== WRITTEN PROBLEM ==
Update the data from the line containing "- grade-label: 16%: [111, 942, 135, 956]" through the line containing "- svg-text:D: D: [341, 115, 349, 127]" by replacing "grade-label" with "slope-label". Change nothing else, and return only those lines.

------ RECORDS FOR THE TASK

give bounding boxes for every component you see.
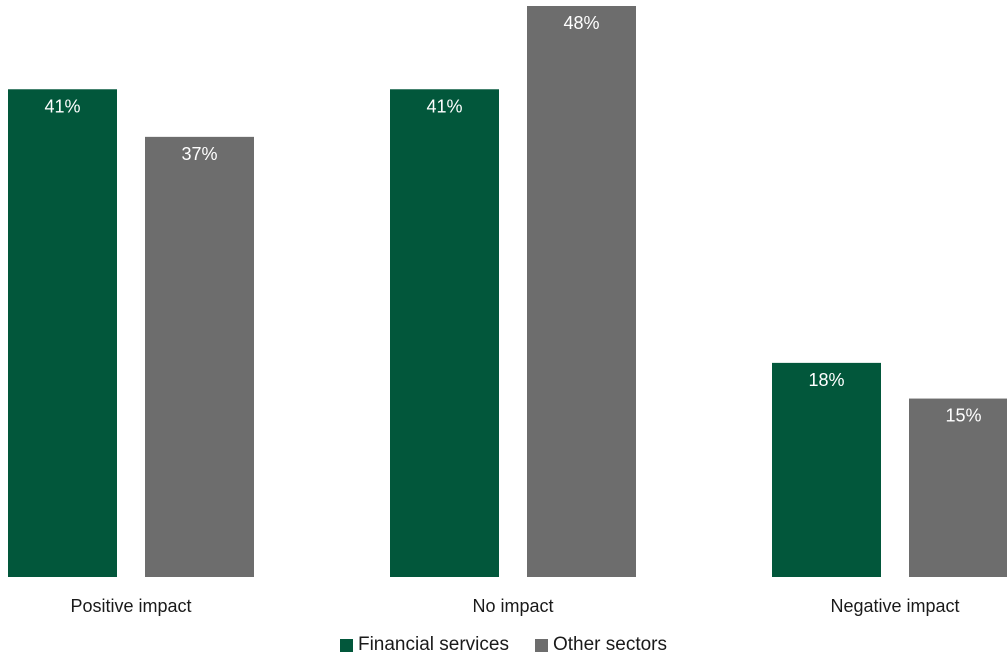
bar-negative-impact-financial-services: [772, 362, 881, 577]
data-label-positive-impact-financial-services: 41%: [44, 96, 80, 116]
data-label-negative-impact-financial-services: 18%: [808, 370, 844, 390]
data-label-no-impact-financial-services: 41%: [426, 96, 462, 116]
chart-legend: Financial services Other sectors: [0, 634, 1007, 656]
data-label-no-impact-other-sectors: 48%: [563, 13, 599, 33]
legend-label-financial-services: Financial services: [357, 634, 509, 655]
bar-positive-impact-other-sectors: [145, 136, 254, 577]
legend-item-other-sectors: Other sectors: [534, 634, 668, 656]
bar-positive-impact-financial-services: [8, 89, 117, 577]
data-label-negative-impact-other-sectors: 15%: [945, 406, 981, 426]
bar-no-impact-financial-services: [390, 89, 499, 577]
legend-label-other-sectors: Other sectors: [552, 634, 668, 655]
legend-swatch-other-sectors: [534, 638, 548, 652]
legend-item-financial-services: Financial services: [339, 634, 509, 656]
category-label-negative-impact: Negative impact: [830, 596, 959, 616]
category-label-positive-impact: Positive impact: [70, 596, 191, 616]
category-label-no-impact: No impact: [472, 596, 553, 616]
legend-swatch-financial-services: [339, 638, 353, 652]
bar-negative-impact-other-sectors: [909, 398, 1007, 577]
data-label-positive-impact-other-sectors: 37%: [181, 144, 217, 164]
bar-no-impact-other-sectors: [527, 6, 636, 577]
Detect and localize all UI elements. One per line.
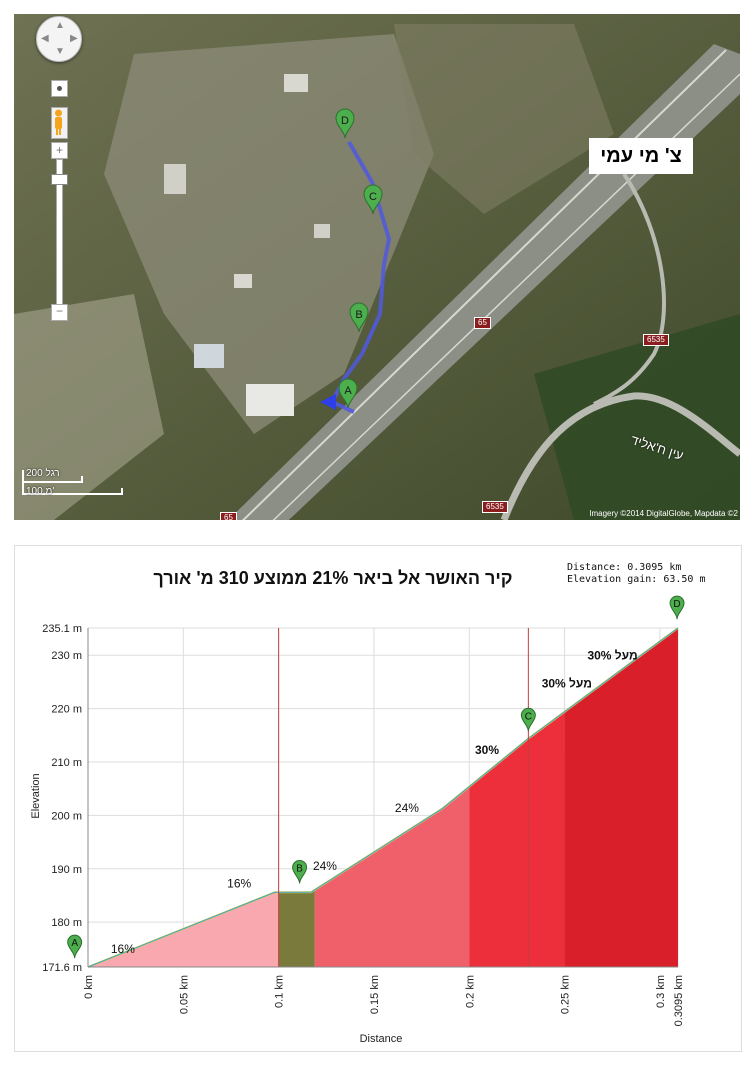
- grade-label: 16%: [111, 942, 135, 956]
- place-label: צ' מי עמי: [589, 138, 693, 174]
- grade-segment: [469, 711, 565, 967]
- pan-right-icon[interactable]: ▶: [70, 33, 78, 44]
- pan-down-icon[interactable]: ▼: [55, 46, 65, 57]
- chart-markers: A B C D: [67, 595, 685, 959]
- x-tick-label: 0.1 km: [274, 975, 286, 1008]
- y-tick-label: 190 m: [51, 864, 82, 876]
- y-tick-label: 200 m: [51, 810, 82, 822]
- grade-label: מעל 30%: [587, 648, 637, 662]
- route-marker-b[interactable]: B: [349, 302, 369, 333]
- profile-line: [87, 627, 679, 968]
- road-65-label-bottom: 65: [220, 512, 237, 520]
- x-tick-label: 0 km: [83, 975, 95, 999]
- y-axis-label: Elevation: [30, 773, 42, 818]
- waypoint-label: D: [673, 599, 680, 610]
- distance-stat: Distance: 0.3095 km: [567, 562, 682, 573]
- pan-left-icon[interactable]: ◀: [41, 33, 49, 44]
- imagery-credit: Imagery ©2014 DigitalGlobe, Mapdata ©2: [589, 509, 738, 518]
- chart-stats: Distance: 0.3095 km Elevation gain: 63.5…: [567, 562, 705, 586]
- pan-up-icon[interactable]: ▲: [55, 20, 65, 31]
- waypoint-pin-icon: [67, 934, 83, 959]
- pan-control[interactable]: ▲ ◀ ▶ ▼: [36, 16, 82, 62]
- map-scale: 200 רגל 100 מ': [22, 466, 132, 500]
- route-marker-c[interactable]: C: [363, 184, 383, 215]
- y-tick-label: 235.1 m: [42, 623, 82, 635]
- svg-text:D: D: [341, 115, 349, 127]
- waypoint-marker: B: [292, 859, 308, 884]
- waypoint-pin-icon: [292, 859, 308, 884]
- x-tick-label: 0.2 km: [464, 975, 476, 1008]
- satellite-map[interactable]: D C B A ▲ ◀ ▶ ▼ + − 200 רגל 100 מ': [14, 14, 740, 520]
- y-tick-label: 230 m: [51, 650, 82, 662]
- svg-text:C: C: [369, 191, 377, 203]
- scale-metric: 100 מ': [26, 486, 55, 497]
- zoom-in-button[interactable]: +: [51, 142, 68, 159]
- elevation-chart-panel: 0 km 0.05 km 0.1 km 0.15 km 0.2 km 0.25 km 0.3…: [14, 545, 742, 1052]
- grade-label: 30%: [475, 743, 499, 757]
- chart-area: [87, 627, 679, 968]
- zoom-slider-thumb[interactable]: [51, 174, 68, 185]
- y-tick-label: 180 m: [51, 917, 82, 929]
- grade-label: 16%: [227, 876, 251, 890]
- grade-segment: [314, 786, 470, 967]
- x-tick-label: 0.3095 km: [673, 975, 685, 1026]
- scale-imperial: 200 רגל: [26, 468, 60, 479]
- waypoint-label: A: [71, 938, 78, 949]
- route-marker-d[interactable]: D: [335, 108, 355, 139]
- waypoint-pin-icon: [520, 707, 536, 732]
- y-tick-label: 210 m: [51, 757, 82, 769]
- locate-button[interactable]: [51, 80, 68, 97]
- grade-label: 24%: [395, 801, 419, 815]
- y-tick-label: 220 m: [51, 704, 82, 716]
- chart-vlines: [278, 628, 529, 967]
- x-tick-label: 0.15 km: [369, 975, 381, 1014]
- waypoint-label: C: [525, 711, 532, 722]
- elevation-chart: 0 km 0.05 km 0.1 km 0.15 km 0.2 km 0.25 km 0.3…: [30, 595, 685, 1045]
- svg-text:B: B: [355, 309, 362, 321]
- waypoint-marker: A: [67, 934, 83, 959]
- route-marker-a[interactable]: A: [338, 378, 358, 409]
- waypoint-marker: C: [520, 707, 536, 732]
- grade-label: 24%: [313, 859, 337, 873]
- x-tick-label: 0.05 km: [178, 975, 190, 1014]
- waypoint-label: B: [296, 863, 303, 874]
- x-axis-label: Distance: [360, 1033, 403, 1045]
- zoom-out-button[interactable]: −: [51, 304, 68, 321]
- chart-axes: 0 km 0.05 km 0.1 km 0.15 km 0.2 km 0.25 km 0.3…: [42, 623, 685, 1026]
- chart-annotations: 16% 16% 24% 24% 30% מעל 30% מעל 30%: [111, 648, 638, 956]
- y-tick-label: 171.6 m: [42, 962, 82, 974]
- road-6535-label-bottom: 6535: [482, 501, 508, 513]
- map-imagery: D C B A: [14, 14, 740, 520]
- waypoint-marker: D: [669, 595, 685, 620]
- chart-title: קיר האושר אל ביאר 21% ממוצע 310 מ' אורך: [153, 568, 513, 588]
- pegman-icon[interactable]: [51, 107, 68, 139]
- gain-stat: Elevation gain: 63.50 m: [567, 574, 706, 585]
- x-tick-label: 0.25 km: [560, 975, 572, 1014]
- grade-segment: [278, 889, 315, 967]
- grade-label: מעל 30%: [542, 676, 592, 690]
- x-tick-label: 0.3 km: [655, 975, 667, 1008]
- grade-segment: [564, 628, 678, 967]
- waypoint-pin-icon: [669, 595, 685, 620]
- svg-text:A: A: [344, 385, 352, 397]
- road-65-label: 65: [474, 317, 491, 329]
- road-6535-label: 6535: [643, 334, 669, 346]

------------

== ANSWER TO THIS EXERCISE ==
- slope-label: 16%: [111, 942, 135, 956]
- place-label: צ' מי עמי: [589, 138, 693, 174]
- grade-segment: [469, 711, 565, 967]
- pan-right-icon[interactable]: ▶: [70, 33, 78, 44]
- pan-down-icon[interactable]: ▼: [55, 46, 65, 57]
- chart-markers: A B C D: [67, 595, 685, 959]
- x-tick-label: 0.1 km: [274, 975, 286, 1008]
- y-tick-label: 190 m: [51, 864, 82, 876]
- y-tick-label: 200 m: [51, 810, 82, 822]
- slope-label: מעל 30%: [587, 648, 637, 662]
- route-marker-b[interactable]: B: [349, 302, 369, 333]
- profile-line: [87, 627, 679, 968]
- road-65-label-bottom: 65: [220, 512, 237, 520]
- x-tick-label: 0 km: [83, 975, 95, 999]
- y-axis-label: Elevation: [30, 773, 42, 818]
- waypoint-label: D: [673, 599, 680, 610]
- distance-stat: Distance: 0.3095 km: [567, 562, 682, 573]
- pan-left-icon[interactable]: ◀: [41, 33, 49, 44]
- imagery-credit: Imagery ©2014 DigitalGlobe, Mapdata ©2: [589, 509, 738, 518]
- chart-stats: Distance: 0.3095 km Elevation gain: 63.5…: [567, 562, 705, 586]
- pan-up-icon[interactable]: ▲: [55, 20, 65, 31]
- waypoint-pin-icon: [67, 934, 83, 959]
- pan-control[interactable]: ▲ ◀ ▶ ▼: [36, 16, 82, 62]
- map-scale: 200 רגל 100 מ': [22, 466, 132, 500]
- route-marker-c[interactable]: C: [363, 184, 383, 215]
- y-tick-label: 235.1 m: [42, 623, 82, 635]
- svg-text:D: D: [341, 115, 349, 127]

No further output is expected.